## Short task
Below are entries to be transcribed exactly; exclude the pictures from the copy.

-.-.-

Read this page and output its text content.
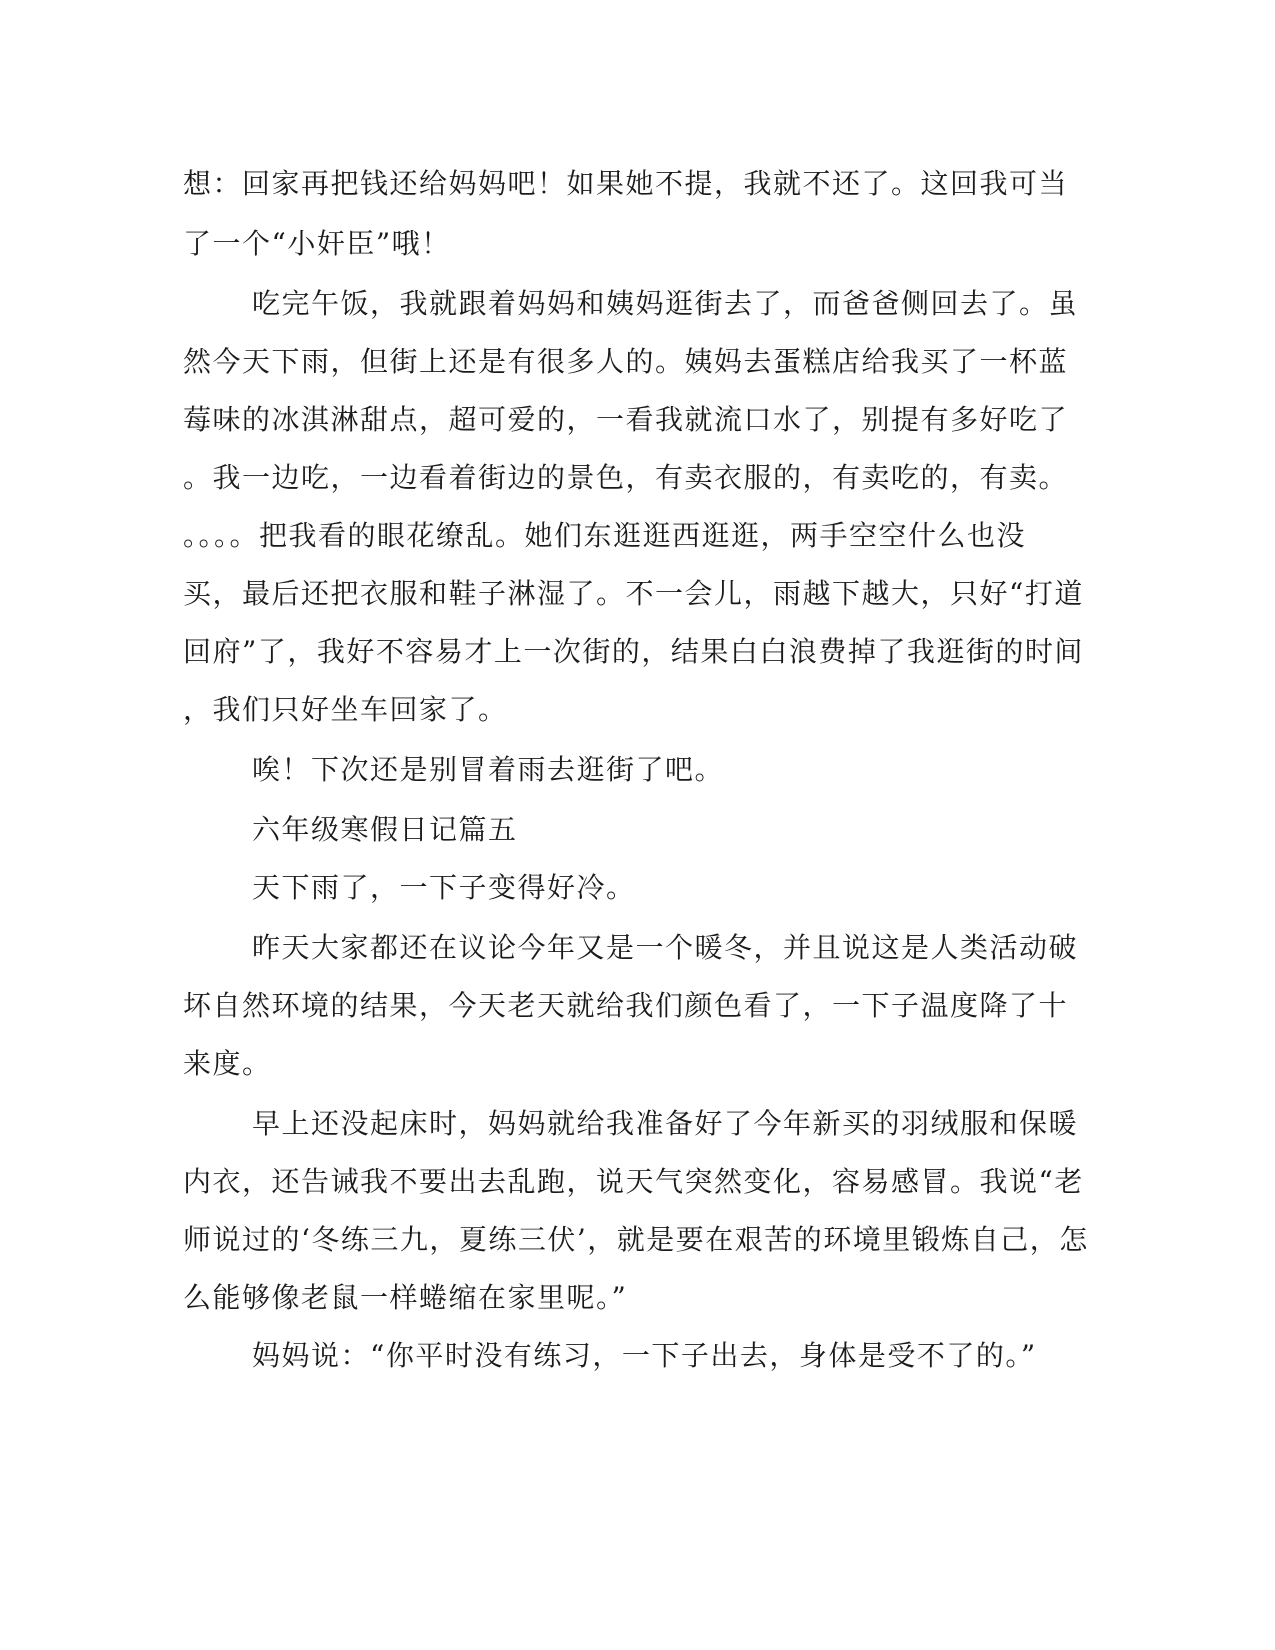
想：回家再把钱还给妈妈吧！如果她不提，我就不还了。这回我可当
了一个“小奸臣”哦！
吃完午饭，我就跟着妈妈和姨妈逛街去了，而爸爸侧回去了。虽
然今天下雨，但街上还是有很多人的。姨妈去蛋糕店给我买了一杯蓝
莓味的冰淇淋甜点，超可爱的，一看我就流口水了，别提有多好吃了
。我一边吃，一边看着街边的景色，有卖衣服的，有卖吃的，有卖。
。。。。把我看的眼花缭乱。她们东逛逛西逛逛，两手空空什么也没
买，最后还把衣服和鞋子淋湿了。不一会儿，雨越下越大，只好“打道
回府”了，我好不容易才上一次街的，结果白白浪费掉了我逛街的时间
，我们只好坐车回家了。
唉！下次还是别冒着雨去逛街了吧。
六年级寒假日记篇五
天下雨了，一下子变得好冷。
昨天大家都还在议论今年又是一个暖冬，并且说这是人类活动破
坏自然环境的结果，今天老天就给我们颜色看了，一下子温度降了十
来度。
早上还没起床时，妈妈就给我准备好了今年新买的羽绒服和保暖
内衣，还告诫我不要出去乱跑，说天气突然变化，容易感冒。我说“老
师说过的‘冬练三九，夏练三伏’，就是要在艰苦的环境里锻炼自己，怎
么能够像老鼠一样蜷缩在家里呢。”
妈妈说：“你平时没有练习，一下子出去，身体是受不了的。”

-.-.-

## In response
Read this page and output its text content.
想：回家再把钱还给妈妈吧！如果她不提，我就不还了。这回我可当
了一个“小奸臣”哦！
吃完午饭，我就跟着妈妈和姨妈逛街去了，而爸爸侧回去了。虽
然今天下雨，但街上还是有很多人的。姨妈去蛋糕店给我买了一杯蓝
莓味的冰淇淋甜点，超可爱的，一看我就流口水了，别提有多好吃了
。我一边吃，一边看着街边的景色，有卖衣服的，有卖吃的，有卖。
。。。。把我看的眼花缭乱。她们东逛逛西逛逛，两手空空什么也没
买，最后还把衣服和鞋子淋湿了。不一会儿，雨越下越大，只好“打道
回府”了，我好不容易才上一次街的，结果白白浪费掉了我逛街的时间
，我们只好坐车回家了。
唉！下次还是别冒着雨去逛街了吧。
六年级寒假日记篇五
天下雨了，一下子变得好冷。
昨天大家都还在议论今年又是一个暖冬，并且说这是人类活动破
坏自然环境的结果，今天老天就给我们颜色看了，一下子温度降了十
来度。
早上还没起床时，妈妈就给我准备好了今年新买的羽绒服和保暖
内衣，还告诫我不要出去乱跑，说天气突然变化，容易感冒。我说“老
师说过的‘冬练三九，夏练三伏’，就是要在艰苦的环境里锻炼自己，怎
么能够像老鼠一样蜷缩在家里呢。”
妈妈说：“你平时没有练习，一下子出去，身体是受不了的。”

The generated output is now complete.